ACTIVITY:
Where a line below holds the string "chestnut", that line goes into the answer.

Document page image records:
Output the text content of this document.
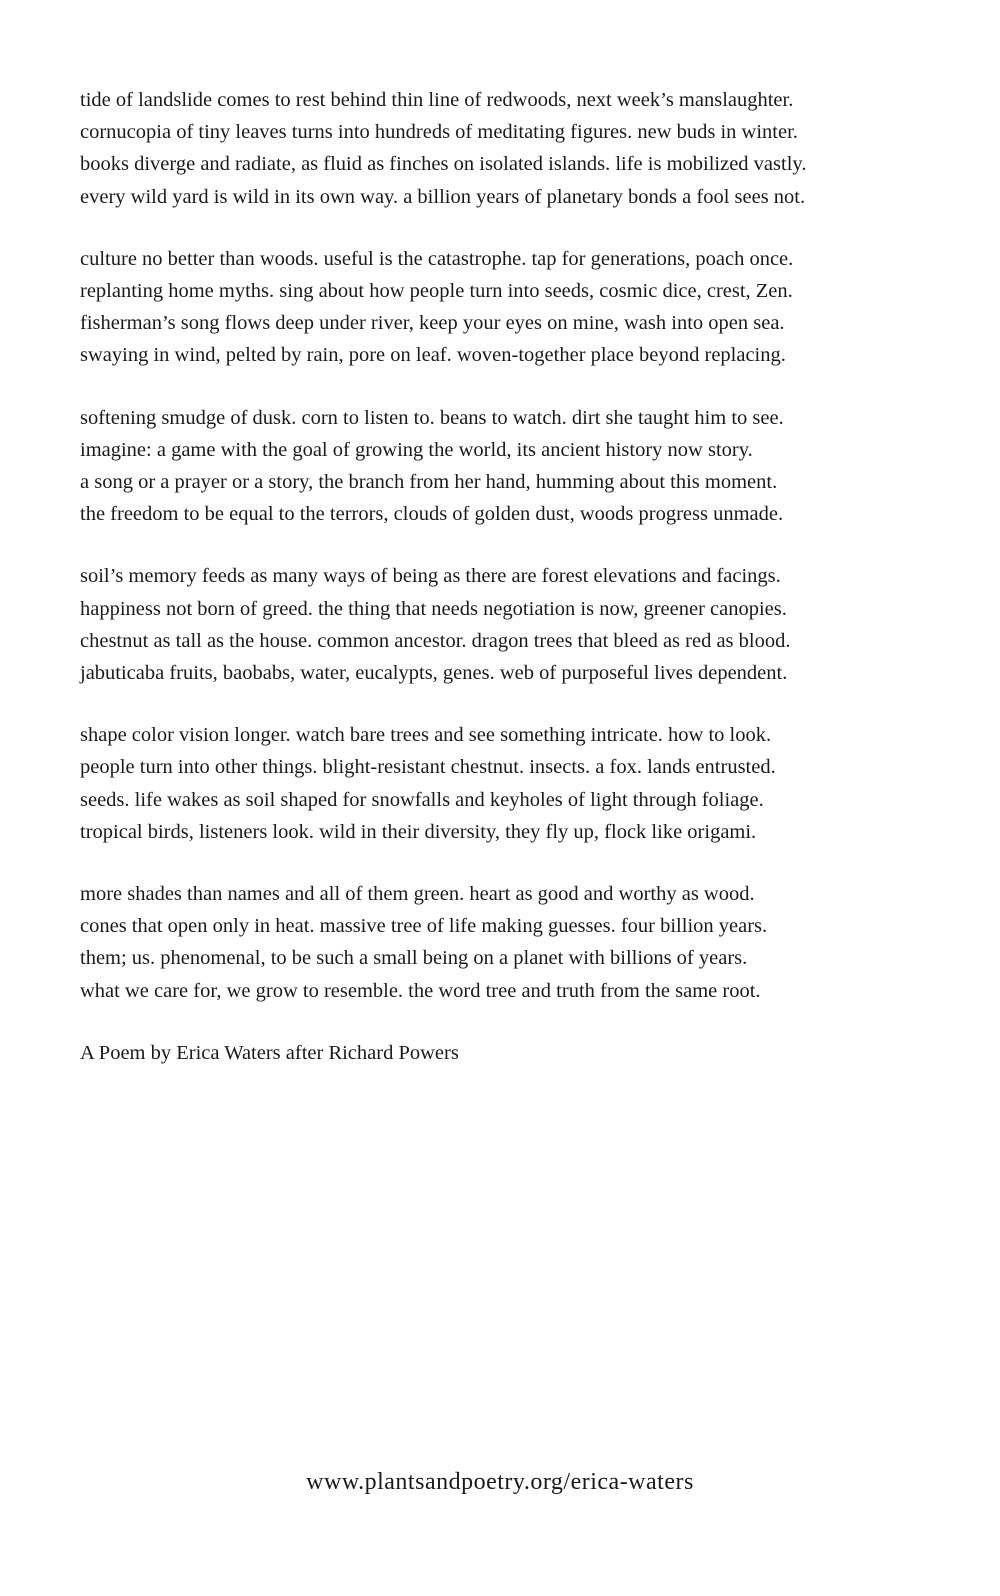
tide of landslide comes to rest behind thin line of redwoods, next week’s manslaughter.
cornucopia of tiny leaves turns into hundreds of meditating figures. new buds in winter.
books diverge and radiate, as fluid as finches on isolated islands. life is mobilized vastly.
every wild yard is wild in its own way. a billion years of planetary bonds a fool sees not.
culture no better than woods. useful is the catastrophe. tap for generations, poach once.
replanting home myths. sing about how people turn into seeds, cosmic dice, crest, Zen.
fisherman’s song flows deep under river, keep your eyes on mine, wash into open sea.
swaying in wind, pelted by rain, pore on leaf. woven-together place beyond replacing.
softening smudge of dusk. corn to listen to. beans to watch. dirt she taught him to see.
imagine: a game with the goal of growing the world, its ancient history now story.
a song or a prayer or a story, the branch from her hand, humming about this moment.
the freedom to be equal to the terrors, clouds of golden dust, woods progress unmade.
soil’s memory feeds as many ways of being as there are forest elevations and facings.
happiness not born of greed. the thing that needs negotiation is now, greener canopies.
chestnut as tall as the house. common ancestor. dragon trees that bleed as red as blood.
jabuticaba fruits, baobabs, water, eucalypts, genes. web of purposeful lives dependent.
shape color vision longer. watch bare trees and see something intricate. how to look.
people turn into other things. blight-resistant chestnut. insects. a fox. lands entrusted.
seeds. life wakes as soil shaped for snowfalls and keyholes of light through foliage.
tropical birds, listeners look. wild in their diversity, they fly up, flock like origami.
more shades than names and all of them green. heart as good and worthy as wood.
cones that open only in heat. massive tree of life making guesses. four billion years.
them; us. phenomenal, to be such a small being on a planet with billions of years.
what we care for, we grow to resemble. the word tree and truth from the same root.
A Poem by Erica Waters after Richard Powers
www.plantsandpoetry.org/erica-waters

ANSWER SECTION:
chestnut as tall as the house. common ancestor. dragon trees that bleed as red as blood.
people turn into other things. blight-resistant chestnut. insects. a fox. lands entrusted.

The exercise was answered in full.